= Requirements =
Among the entries below, count the lines that contain the word "title". Write down only the total.
+ + +
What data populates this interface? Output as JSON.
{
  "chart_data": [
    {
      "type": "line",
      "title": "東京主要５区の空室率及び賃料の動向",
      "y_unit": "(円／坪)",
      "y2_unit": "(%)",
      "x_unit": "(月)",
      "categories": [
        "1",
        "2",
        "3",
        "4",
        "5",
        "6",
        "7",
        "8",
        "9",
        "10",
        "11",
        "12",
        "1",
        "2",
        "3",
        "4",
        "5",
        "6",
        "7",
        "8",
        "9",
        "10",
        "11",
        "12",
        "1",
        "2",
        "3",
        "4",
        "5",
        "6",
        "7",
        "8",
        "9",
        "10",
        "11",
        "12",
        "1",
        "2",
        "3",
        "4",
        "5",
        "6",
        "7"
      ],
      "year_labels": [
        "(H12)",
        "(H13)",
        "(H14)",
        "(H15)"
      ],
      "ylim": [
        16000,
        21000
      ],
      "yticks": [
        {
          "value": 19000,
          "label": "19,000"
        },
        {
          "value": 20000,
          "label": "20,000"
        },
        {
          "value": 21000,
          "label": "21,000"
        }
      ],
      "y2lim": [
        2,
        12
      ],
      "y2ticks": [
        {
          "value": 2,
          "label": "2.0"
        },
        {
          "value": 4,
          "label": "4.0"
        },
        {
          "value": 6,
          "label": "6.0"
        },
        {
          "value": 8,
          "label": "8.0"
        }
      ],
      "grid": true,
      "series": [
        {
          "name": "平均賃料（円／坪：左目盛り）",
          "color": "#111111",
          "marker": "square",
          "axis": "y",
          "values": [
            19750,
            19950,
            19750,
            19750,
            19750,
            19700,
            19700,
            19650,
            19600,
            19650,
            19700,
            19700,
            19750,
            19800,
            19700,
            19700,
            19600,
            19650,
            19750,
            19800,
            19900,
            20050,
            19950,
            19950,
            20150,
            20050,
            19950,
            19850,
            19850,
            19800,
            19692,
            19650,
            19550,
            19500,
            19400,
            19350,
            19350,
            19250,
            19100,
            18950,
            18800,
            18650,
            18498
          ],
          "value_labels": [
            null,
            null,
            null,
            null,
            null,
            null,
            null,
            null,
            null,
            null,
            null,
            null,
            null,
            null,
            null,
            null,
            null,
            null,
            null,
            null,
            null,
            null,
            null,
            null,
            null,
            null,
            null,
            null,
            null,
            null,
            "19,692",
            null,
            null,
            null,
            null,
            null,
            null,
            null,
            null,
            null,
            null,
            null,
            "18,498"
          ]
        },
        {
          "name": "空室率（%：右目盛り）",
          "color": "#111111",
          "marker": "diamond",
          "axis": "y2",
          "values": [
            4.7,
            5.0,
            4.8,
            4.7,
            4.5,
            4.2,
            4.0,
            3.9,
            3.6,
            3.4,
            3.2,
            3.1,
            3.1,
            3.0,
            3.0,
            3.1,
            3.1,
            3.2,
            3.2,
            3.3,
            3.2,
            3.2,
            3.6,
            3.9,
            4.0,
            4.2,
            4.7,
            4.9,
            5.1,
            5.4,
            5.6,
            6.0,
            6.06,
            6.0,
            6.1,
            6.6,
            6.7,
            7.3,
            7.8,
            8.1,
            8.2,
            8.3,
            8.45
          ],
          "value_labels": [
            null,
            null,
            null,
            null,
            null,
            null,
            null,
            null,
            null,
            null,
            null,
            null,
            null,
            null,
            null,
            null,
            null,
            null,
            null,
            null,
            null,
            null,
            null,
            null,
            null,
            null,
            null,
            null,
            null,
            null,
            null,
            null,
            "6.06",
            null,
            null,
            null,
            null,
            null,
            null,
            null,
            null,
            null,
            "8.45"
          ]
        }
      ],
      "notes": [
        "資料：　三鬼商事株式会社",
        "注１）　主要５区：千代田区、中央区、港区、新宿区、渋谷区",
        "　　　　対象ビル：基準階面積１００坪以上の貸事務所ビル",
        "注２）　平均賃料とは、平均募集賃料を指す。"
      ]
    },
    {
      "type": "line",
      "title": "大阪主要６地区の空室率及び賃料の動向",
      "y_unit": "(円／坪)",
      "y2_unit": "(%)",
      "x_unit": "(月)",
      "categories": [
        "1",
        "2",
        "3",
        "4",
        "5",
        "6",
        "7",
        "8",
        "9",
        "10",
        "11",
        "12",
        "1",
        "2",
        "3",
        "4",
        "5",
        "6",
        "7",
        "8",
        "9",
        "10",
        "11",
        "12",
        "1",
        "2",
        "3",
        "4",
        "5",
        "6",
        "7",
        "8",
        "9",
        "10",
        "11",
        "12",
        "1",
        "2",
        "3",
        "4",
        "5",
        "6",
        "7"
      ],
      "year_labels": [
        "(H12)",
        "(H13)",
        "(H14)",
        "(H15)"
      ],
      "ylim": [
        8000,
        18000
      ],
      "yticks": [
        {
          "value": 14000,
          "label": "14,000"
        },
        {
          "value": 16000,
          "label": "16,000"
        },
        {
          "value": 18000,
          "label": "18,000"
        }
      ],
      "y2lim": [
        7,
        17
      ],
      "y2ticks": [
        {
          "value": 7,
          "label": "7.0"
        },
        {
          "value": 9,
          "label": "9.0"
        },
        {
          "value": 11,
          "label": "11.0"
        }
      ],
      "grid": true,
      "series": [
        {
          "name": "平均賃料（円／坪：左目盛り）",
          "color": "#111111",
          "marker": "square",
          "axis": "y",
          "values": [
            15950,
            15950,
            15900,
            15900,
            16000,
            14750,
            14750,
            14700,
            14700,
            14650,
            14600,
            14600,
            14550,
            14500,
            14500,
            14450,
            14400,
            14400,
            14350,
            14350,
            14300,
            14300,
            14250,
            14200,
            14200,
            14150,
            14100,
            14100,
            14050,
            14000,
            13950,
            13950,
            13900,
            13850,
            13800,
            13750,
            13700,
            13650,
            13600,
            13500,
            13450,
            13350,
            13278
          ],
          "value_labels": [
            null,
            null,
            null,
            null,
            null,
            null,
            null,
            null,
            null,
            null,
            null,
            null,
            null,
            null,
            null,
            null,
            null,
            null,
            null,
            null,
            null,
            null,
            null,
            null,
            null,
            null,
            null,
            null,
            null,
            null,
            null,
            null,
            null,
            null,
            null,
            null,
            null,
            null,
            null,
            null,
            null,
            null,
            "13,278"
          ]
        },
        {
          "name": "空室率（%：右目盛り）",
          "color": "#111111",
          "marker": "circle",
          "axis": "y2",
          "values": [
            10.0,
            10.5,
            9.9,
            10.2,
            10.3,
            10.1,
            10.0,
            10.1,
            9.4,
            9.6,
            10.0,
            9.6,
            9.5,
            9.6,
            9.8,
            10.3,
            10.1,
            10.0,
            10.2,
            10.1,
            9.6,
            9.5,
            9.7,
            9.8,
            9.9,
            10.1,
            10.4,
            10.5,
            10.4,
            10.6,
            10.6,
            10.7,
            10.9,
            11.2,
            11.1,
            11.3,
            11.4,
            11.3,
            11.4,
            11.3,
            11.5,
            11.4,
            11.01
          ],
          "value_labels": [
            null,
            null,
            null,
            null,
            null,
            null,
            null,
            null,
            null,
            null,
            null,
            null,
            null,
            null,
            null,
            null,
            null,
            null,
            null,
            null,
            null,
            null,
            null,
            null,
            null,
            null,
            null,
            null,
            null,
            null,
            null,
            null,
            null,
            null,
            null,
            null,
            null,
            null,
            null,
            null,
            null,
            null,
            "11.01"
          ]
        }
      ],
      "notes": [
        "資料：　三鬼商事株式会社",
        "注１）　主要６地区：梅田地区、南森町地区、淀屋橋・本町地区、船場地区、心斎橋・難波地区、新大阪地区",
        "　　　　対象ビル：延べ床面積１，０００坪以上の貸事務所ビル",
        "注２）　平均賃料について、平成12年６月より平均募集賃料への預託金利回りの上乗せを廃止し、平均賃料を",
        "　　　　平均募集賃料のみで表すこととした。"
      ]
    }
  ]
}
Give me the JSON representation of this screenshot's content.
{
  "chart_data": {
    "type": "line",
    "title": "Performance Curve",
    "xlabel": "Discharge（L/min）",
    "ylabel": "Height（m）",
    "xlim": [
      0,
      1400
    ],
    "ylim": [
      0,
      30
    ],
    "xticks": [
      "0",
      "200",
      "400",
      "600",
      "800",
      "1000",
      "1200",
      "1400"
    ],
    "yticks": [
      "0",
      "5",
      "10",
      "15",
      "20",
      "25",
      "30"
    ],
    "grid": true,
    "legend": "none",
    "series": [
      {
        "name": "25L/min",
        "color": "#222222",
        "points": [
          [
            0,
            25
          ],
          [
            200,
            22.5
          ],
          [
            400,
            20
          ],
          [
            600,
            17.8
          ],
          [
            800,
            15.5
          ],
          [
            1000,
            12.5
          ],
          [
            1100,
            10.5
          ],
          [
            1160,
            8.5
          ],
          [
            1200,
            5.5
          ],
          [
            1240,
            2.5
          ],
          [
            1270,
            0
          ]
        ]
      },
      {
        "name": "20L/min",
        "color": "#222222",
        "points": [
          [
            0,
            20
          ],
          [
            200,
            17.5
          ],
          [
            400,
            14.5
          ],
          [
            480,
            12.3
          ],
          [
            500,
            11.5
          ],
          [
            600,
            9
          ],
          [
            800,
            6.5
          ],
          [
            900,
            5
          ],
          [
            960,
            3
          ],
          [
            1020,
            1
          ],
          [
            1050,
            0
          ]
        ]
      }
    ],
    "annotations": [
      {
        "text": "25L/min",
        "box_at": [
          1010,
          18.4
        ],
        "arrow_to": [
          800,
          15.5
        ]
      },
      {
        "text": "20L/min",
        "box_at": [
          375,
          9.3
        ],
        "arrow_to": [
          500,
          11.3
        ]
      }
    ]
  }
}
+ + +
= Solution for this problem =
3